What to produce:
The records underneath are to be repeated exactly, with the pictures left out.

--- Start of Input data ---

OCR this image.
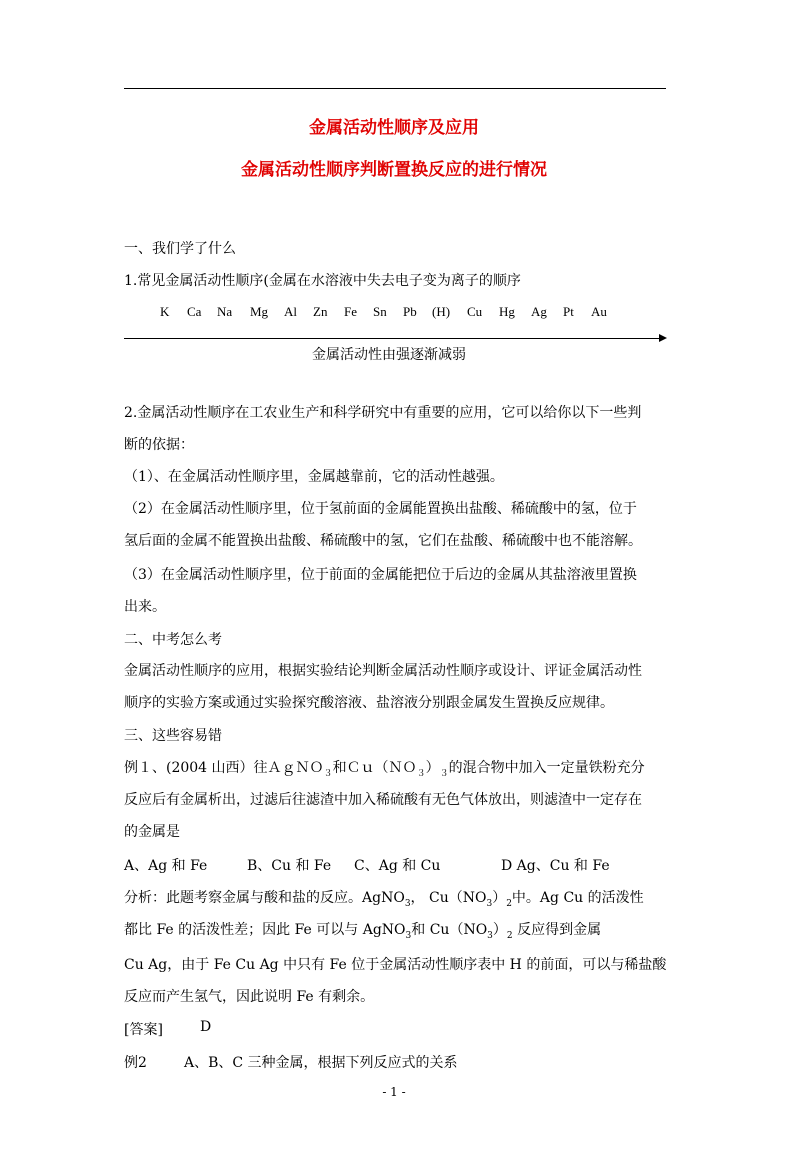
金属活动性顺序及应用
金属活动性顺序判断置换反应的进行情况
一、我们学了什么
1.常见金属活动性顺序(金属在水溶液中失去电子变为离子的顺序
K Ca Na Mg Al Zn Fe Sn Pb (H) Cu Hg Ag Pt Au
金属活动性由强逐渐减弱
2.金属活动性顺序在工农业生产和科学研究中有重要的应用，它可以给你以下一些判
断的依据：
（1）、在金属活动性顺序里，金属越靠前，它的活动性越强。
（2）在金属活动性顺序里，位于氢前面的金属能置换出盐酸、稀硫酸中的氢，位于
氢后面的金属不能置换出盐酸、稀硫酸中的氢，它们在盐酸、稀硫酸中也不能溶解。
（3）在金属活动性顺序里，位于前面的金属能把位于后边的金属从其盐溶液里置换
出来。
二、中考怎么考
金属活动性顺序的应用，根据实验结论判断金属活动性顺序或设计、评证金属活动性
顺序的实验方案或通过实验探究酸溶液、盐溶液分别跟金属发生置换反应规律。
三、这些容易错
例１、(2004 山西）往ＡｇＮＯ$_3$和$Cu(NO_3)_3$的混合物中加入一定量铁粉充分
反应后有金属析出，过滤后往滤渣中加入稀硫酸有无色气体放出，则滤渣中一定存在
的金属是
A、Ag 和 Fe	B、Cu 和 Fe C、Ag 和 Cu	D Ag、Cu 和 Fe
分析：此题考察金属与酸和盐的反应。AgNO$_3$， $Cu(NO_3)_2$中。Ag Cu 的活泼性
都比 Fe 的活泼性差；因此 Fe 可以与 AgNO$_3$和 $Cu(NO_3)_2$ 反应得到金属
Cu Ag，由于 Fe Cu Ag 中只有 Fe 位于金属活动性顺序表中 H 的前面，可以与稀盐酸
反应而产生氢气，因此说明 Fe 有剩余。
[答案]	D
例2	A、B、C 三种金属，根据下列反应式的关系
- 1 -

--- End of Input data ---

Answer for this exercise:
OCR this image.
金属活动性顺序及应用
金属活动性顺序判断置换反应的进行情况
一、我们学了什么
1.常见金属活动性顺序(金属在水溶液中失去电子变为离子的顺序
K Ca Na Mg Al Zn Fe Sn Pb (H) Cu Hg Ag Pt Au
金属活动性由强逐渐减弱
2.金属活动性顺序在工农业生产和科学研究中有重要的应用，它可以给你以下一些判
断的依据：
（1）、在金属活动性顺序里，金属越靠前，它的活动性越强。
（2）在金属活动性顺序里，位于氢前面的金属能置换出盐酸、稀硫酸中的氢，位于
氢后面的金属不能置换出盐酸、稀硫酸中的氢，它们在盐酸、稀硫酸中也不能溶解。
（3）在金属活动性顺序里，位于前面的金属能把位于后边的金属从其盐溶液里置换
出来。
二、中考怎么考
金属活动性顺序的应用，根据实验结论判断金属活动性顺序或设计、评证金属活动性
顺序的实验方案或通过实验探究酸溶液、盐溶液分别跟金属发生置换反应规律。
三、这些容易错
例１、(2004 山西）往ＡｇＮＯ$_3$和$Cu(NO_3)_3$的混合物中加入一定量铁粉充分
反应后有金属析出，过滤后往滤渣中加入稀硫酸有无色气体放出，则滤渣中一定存在
的金属是
A、Ag 和 Fe	B、Cu 和 Fe C、Ag 和 Cu	D Ag、Cu 和 Fe
分析：此题考察金属与酸和盐的反应。AgNO$_3$， $Cu(NO_3)_2$中。Ag Cu 的活泼性
都比 Fe 的活泼性差；因此 Fe 可以与 AgNO$_3$和 $Cu(NO_3)_2$ 反应得到金属
Cu Ag，由于 Fe Cu Ag 中只有 Fe 位于金属活动性顺序表中 H 的前面，可以与稀盐酸
反应而产生氢气，因此说明 Fe 有剩余。
[答案]	D
例2	A、B、C 三种金属，根据下列反应式的关系
- 1 -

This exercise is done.